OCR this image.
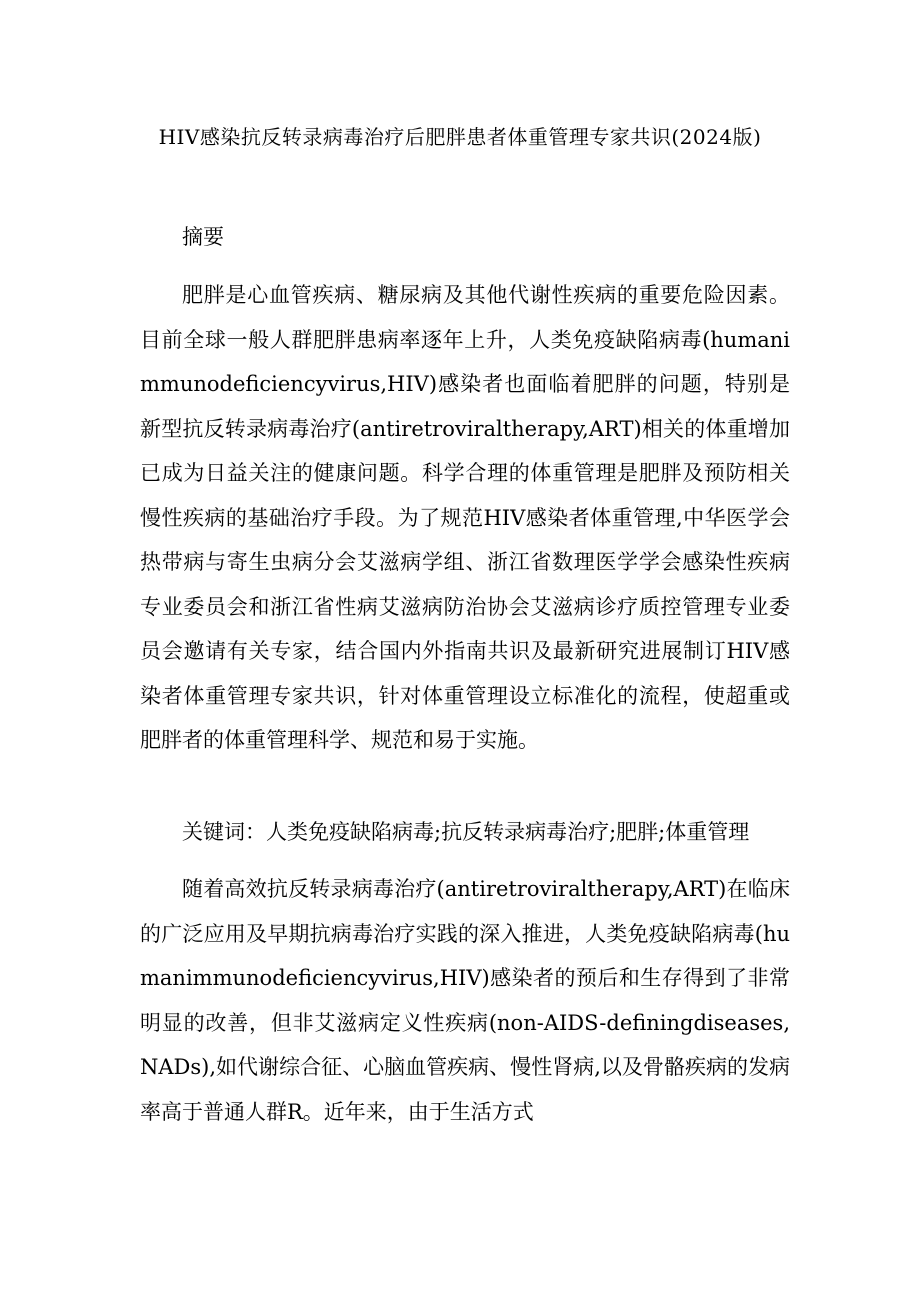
HIV感染抗反转录病毒治疗后肥胖患者体重管理专家共识(2024版)

摘要

肥胖是心血管疾病、糖尿病及其他代谢性疾病的重要危险因素。目前全球一般人群肥胖患病率逐年上升，人类免疫缺陷病毒(humanimmunodeficiencyvirus,HIV)感染者也面临着肥胖的问题，特别是新型抗反转录病毒治疗(antiretroviraltherapy,ART)相关的体重增加已成为日益关注的健康问题。科学合理的体重管理是肥胖及预防相关慢性疾病的基础治疗手段。为了规范HIV感染者体重管理,中华医学会热带病与寄生虫病分会艾滋病学组、浙江省数理医学学会感染性疾病专业委员会和浙江省性病艾滋病防治协会艾滋病诊疗质控管理专业委员会邀请有关专家，结合国内外指南共识及最新研究进展制订HIV感染者体重管理专家共识，针对体重管理设立标准化的流程，使超重或肥胖者的体重管理科学、规范和易于实施。

关键词：人类免疫缺陷病毒;抗反转录病毒治疗;肥胖;体重管理

随着高效抗反转录病毒治疗(antiretroviraltherapy,ART)在临床的广泛应用及早期抗病毒治疗实践的深入推进，人类免疫缺陷病毒(humanimmunodeficiencyvirus,HIV)感染者的预后和生存得到了非常明显的改善，但非艾滋病定义性疾病(non-AIDS-definingdiseases,NADs),如代谢综合征、心脑血管疾病、慢性肾病,以及骨骼疾病的发病率高于普通人群R。近年来，由于生活方式
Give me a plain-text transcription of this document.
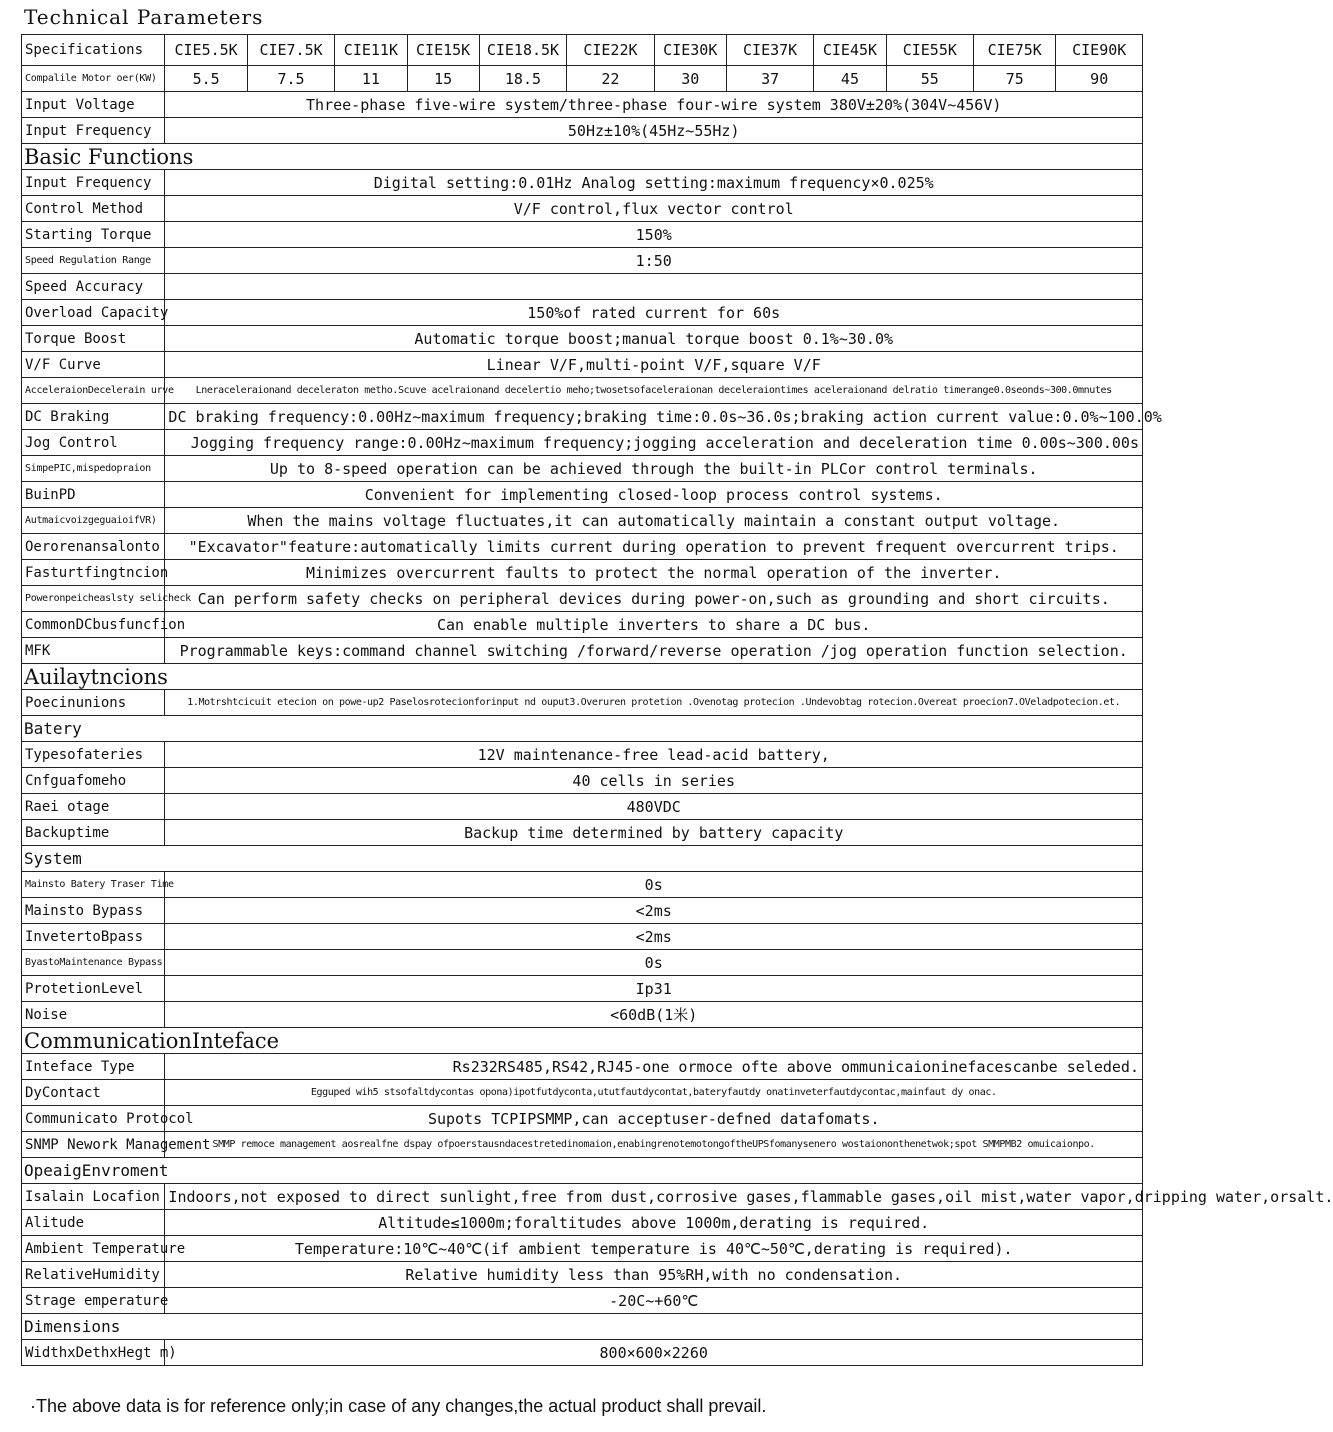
Technical Parameters
Specifications	CIE5.5K	CIE7.5K	CIE11K	CIE15K	CIE18.5K	CIE22K	CIE30K	CIE37K	CIE45K	CIE55K	CIE75K	CIE90K
Compalile Motor oer(KW)	5.5	7.5	11	15	18.5	22	30	37	45	55	75	90
Input Voltage	Three-phase five-wire system/three-phase four-wire system 380V±20%(304V~456V)											
Input Frequency	50Hz±10%(45Hz~55Hz)											
Basic Functions												
Input Frequency	Digital setting:0.01Hz Analog setting:maximum frequency×0.025%											
Control Method	V/F control,flux vector control											
Starting Torque	150%											
Speed Regulation Range	1:50											
Speed Accuracy												
Overload Capacity	150%of rated current for 60s											
Torque Boost	Automatic torque boost;manual torque boost 0.1%~30.0%											
V/F Curve	Linear V/F,multi-point V/F,square V/F											
AcceleraionDecelerain urve	Lneraceleraionand deceleraton metho.Scuve acelraionand decelertio meho;twosetsofaceleraionan deceleraiontimes aceleraionand delratio timerange0.0seonds~300.0mnutes											
DC Braking	DC braking frequency:0.00Hz~maximum frequency;braking time:0.0s~36.0s;braking action current value:0.0%~100.0%											
Jog Control	Jogging frequency range:0.00Hz~maximum frequency;jogging acceleration and deceleration time 0.00s~300.00s											
SimpePIC,mispedopraion	Up to 8-speed operation can be achieved through the built-in PLCor control terminals.											
BuinPD	Convenient for implementing closed-loop process control systems.											
AutmaicvoizgeguaioifVR)	When the mains voltage fluctuates,it can automatically maintain a constant output voltage.											
Oerorenansalonto	"Excavator"feature:automatically limits current during operation to prevent frequent overcurrent trips.											
Fasturtfingtncion	Minimizes overcurrent faults to protect the normal operation of the inverter.											
Poweronpeicheaslsty selicheck	Can perform safety checks on peripheral devices during power-on,such as grounding and short circuits.											
CommonDCbusfuncfion	Can enable multiple inverters to share a DC bus.											
MFK	Programmable keys:command channel switching /forward/reverse operation /jog operation function selection.											
Auilaytncions												
Poecinunions	1.Motrshtcicuit etecion on powe-up2 Paselosrotecionforinput nd ouput3.Overuren protetion .Ovenotag protecion .Undevobtag rotecion.Overeat proecion7.OVeladpotecion.et.											
Batery												
Typesofateries	12V maintenance-free lead-acid battery,											
Cnfguafomeho	40 cells in series											
Raei otage	480VDC											
Backuptime	Backup time determined by battery capacity											
System												
Mainsto Batery Traser Time	0s											
Mainsto Bypass	<2ms											
InvetertoBpass	<2ms											
ByastoMaintenance Bypass	0s											
ProtetionLevel	Ip31											
Noise	<60dB(1米)											
CommunicationInteface												
Inteface Type	Rs232RS485,RS42,RJ45-one ormoce ofte above ommunicaioninefacescanbe seleded.											
DyContact	Egguped wih5 stsofaltdycontas opona)ipotfutdyconta,ututfautdycontat,bateryfautdy onatinveterfautdycontac,mainfaut dy onac.											
Communicato Protocol	Supots TCPIPSMMP,can acceptuser-defned datafomats.											
SNMP Nework Management	SMMP remoce management aosrealfne dspay ofpoerstausndacestretedinomaion,enabingrenotemotongoftheUPSfomanysenero wostaiononthenetwok;spot SMMPMB2 omuicaionpo.											
OpeaigEnvroment												
Isalain Locafion	Indoors,not exposed to direct sunlight,free from dust,corrosive gases,flammable gases,oil mist,water vapor,dripping water,orsalt.											
Alitude	Altitude≤1000m;foraltitudes above 1000m,derating is required.											
Ambient Temperature	Temperature:10℃~40℃(if ambient temperature is 40℃~50℃,derating is required).											
RelativeHumidity	Relative humidity less than 95%RH,with no condensation.											
Strage emperature	-20C~+60℃											
Dimensions												
WidthxDethxHegt m)	800×600×2260											
·The above data is for reference only;in case of any changes,the actual product shall prevail.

Exercise requirements — Output only the count of lines in the data containing "overcurrent".

Written answer — 2